Copy all lines that contain the word "list".
--- start Records shown ---
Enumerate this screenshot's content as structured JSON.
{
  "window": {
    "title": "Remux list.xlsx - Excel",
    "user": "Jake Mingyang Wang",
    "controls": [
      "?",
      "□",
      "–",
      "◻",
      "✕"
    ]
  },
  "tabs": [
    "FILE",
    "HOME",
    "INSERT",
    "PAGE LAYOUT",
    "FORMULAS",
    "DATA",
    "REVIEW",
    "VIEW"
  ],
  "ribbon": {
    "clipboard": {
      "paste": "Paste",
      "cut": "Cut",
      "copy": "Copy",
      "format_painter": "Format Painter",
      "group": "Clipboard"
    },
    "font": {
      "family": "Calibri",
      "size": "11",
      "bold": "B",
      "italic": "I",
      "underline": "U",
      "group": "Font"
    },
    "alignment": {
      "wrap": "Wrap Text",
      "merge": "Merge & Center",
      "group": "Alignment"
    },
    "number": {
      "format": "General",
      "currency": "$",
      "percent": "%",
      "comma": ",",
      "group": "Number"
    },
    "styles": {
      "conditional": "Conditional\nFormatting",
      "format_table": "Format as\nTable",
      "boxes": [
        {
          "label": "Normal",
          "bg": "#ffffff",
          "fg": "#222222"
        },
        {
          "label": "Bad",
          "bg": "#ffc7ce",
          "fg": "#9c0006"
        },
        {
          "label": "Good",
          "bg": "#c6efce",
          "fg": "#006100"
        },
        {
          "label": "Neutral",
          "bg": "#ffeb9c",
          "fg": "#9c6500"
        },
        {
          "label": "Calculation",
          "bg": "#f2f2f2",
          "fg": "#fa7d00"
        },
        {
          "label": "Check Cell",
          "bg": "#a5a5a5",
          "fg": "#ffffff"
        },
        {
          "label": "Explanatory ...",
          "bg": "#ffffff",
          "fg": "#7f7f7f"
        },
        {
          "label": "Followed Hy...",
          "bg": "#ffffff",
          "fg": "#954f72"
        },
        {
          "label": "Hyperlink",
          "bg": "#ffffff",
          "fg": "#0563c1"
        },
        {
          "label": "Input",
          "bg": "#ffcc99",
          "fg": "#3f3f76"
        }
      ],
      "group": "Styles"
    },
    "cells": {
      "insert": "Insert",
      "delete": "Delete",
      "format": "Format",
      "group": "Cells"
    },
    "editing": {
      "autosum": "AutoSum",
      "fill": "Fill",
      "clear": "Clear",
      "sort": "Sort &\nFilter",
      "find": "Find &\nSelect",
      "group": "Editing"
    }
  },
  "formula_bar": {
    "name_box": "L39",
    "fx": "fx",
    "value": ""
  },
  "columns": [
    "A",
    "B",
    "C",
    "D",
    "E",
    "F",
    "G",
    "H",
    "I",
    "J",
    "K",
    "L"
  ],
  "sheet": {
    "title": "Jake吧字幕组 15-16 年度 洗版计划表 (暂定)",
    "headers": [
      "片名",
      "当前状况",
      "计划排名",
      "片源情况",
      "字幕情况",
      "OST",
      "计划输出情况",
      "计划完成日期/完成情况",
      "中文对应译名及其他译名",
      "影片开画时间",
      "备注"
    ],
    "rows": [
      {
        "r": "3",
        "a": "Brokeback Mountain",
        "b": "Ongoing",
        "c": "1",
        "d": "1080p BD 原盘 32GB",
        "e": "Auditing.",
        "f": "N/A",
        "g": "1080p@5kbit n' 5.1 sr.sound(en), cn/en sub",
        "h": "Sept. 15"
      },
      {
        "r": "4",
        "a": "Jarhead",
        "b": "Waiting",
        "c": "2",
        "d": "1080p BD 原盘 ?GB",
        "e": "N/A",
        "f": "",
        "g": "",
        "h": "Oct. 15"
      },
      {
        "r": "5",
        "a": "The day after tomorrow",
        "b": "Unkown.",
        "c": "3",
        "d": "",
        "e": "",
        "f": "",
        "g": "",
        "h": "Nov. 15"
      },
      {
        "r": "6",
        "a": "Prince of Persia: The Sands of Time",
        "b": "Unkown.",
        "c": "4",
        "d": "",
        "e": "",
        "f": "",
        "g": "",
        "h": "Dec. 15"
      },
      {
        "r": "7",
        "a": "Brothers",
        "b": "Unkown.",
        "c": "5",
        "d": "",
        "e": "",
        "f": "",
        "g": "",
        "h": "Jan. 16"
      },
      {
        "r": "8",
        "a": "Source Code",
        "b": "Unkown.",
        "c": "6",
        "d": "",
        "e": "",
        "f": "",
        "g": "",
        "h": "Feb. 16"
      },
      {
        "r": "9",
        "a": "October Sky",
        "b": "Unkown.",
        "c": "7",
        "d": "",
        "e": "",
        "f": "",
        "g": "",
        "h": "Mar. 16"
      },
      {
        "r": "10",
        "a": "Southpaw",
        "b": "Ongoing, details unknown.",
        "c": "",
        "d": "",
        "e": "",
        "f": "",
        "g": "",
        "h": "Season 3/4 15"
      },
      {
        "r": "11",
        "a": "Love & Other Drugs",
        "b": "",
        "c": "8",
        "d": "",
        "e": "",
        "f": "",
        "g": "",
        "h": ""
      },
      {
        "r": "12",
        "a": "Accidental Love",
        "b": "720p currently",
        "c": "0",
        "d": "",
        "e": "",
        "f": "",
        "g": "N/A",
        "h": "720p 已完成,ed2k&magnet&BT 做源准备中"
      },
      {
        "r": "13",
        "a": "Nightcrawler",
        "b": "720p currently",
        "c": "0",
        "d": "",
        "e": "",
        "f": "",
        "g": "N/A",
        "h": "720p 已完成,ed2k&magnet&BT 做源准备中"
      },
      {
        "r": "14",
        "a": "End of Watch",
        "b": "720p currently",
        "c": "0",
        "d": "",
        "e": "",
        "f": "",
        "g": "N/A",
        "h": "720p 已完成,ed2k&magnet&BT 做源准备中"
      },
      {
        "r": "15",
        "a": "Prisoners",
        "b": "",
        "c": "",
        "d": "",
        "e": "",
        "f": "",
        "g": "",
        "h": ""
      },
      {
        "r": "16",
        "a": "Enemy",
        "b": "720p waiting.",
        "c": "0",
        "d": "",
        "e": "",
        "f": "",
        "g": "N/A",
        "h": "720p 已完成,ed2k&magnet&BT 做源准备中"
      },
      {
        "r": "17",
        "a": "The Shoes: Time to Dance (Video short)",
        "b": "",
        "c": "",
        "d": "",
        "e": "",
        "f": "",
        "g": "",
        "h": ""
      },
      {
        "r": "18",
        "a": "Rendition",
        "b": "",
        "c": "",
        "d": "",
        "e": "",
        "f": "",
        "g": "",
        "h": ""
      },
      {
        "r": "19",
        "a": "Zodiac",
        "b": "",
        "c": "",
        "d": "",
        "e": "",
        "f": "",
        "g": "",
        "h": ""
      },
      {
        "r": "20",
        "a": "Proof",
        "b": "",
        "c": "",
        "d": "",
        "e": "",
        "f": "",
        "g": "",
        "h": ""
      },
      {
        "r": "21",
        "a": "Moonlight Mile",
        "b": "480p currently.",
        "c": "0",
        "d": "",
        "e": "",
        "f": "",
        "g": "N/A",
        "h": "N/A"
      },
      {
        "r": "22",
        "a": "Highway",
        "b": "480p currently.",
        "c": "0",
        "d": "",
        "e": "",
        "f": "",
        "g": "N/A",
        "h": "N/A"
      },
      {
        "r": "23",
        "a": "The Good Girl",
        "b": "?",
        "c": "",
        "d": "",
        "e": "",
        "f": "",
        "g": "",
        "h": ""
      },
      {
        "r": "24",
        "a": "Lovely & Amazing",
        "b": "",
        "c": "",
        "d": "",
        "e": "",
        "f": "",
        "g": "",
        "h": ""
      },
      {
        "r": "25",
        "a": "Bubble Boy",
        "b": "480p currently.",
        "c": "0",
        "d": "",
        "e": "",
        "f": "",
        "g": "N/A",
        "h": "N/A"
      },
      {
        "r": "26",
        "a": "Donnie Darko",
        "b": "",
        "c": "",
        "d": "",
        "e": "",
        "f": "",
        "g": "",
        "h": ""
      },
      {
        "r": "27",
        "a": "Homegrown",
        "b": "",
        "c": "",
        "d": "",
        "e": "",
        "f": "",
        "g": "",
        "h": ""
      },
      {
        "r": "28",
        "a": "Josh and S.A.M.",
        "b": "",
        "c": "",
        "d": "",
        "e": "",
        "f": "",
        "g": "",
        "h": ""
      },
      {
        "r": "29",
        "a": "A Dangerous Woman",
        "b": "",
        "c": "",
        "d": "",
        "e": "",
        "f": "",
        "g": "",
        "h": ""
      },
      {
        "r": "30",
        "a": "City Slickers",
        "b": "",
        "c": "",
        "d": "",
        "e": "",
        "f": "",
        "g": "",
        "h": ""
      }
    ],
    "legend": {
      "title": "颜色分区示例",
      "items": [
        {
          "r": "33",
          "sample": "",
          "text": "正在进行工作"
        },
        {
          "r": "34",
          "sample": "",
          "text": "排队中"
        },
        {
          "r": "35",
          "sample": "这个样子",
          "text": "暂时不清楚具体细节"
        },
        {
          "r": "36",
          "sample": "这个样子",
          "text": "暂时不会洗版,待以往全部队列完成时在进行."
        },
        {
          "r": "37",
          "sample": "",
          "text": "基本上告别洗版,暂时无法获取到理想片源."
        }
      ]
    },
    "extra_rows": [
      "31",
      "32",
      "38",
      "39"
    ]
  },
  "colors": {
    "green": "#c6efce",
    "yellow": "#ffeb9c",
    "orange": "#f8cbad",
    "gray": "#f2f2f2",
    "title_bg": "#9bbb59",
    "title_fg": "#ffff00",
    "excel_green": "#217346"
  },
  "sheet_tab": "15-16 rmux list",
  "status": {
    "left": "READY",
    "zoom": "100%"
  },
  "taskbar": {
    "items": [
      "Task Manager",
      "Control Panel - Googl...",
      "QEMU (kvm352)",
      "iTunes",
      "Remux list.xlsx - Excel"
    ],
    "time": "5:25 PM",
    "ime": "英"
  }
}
--- end Records shown ---
(Completed task):
    "title": "Remux list.xlsx - Excel",
  "sheet_tab": "15-16 rmux list",
      "Remux list.xlsx - Excel"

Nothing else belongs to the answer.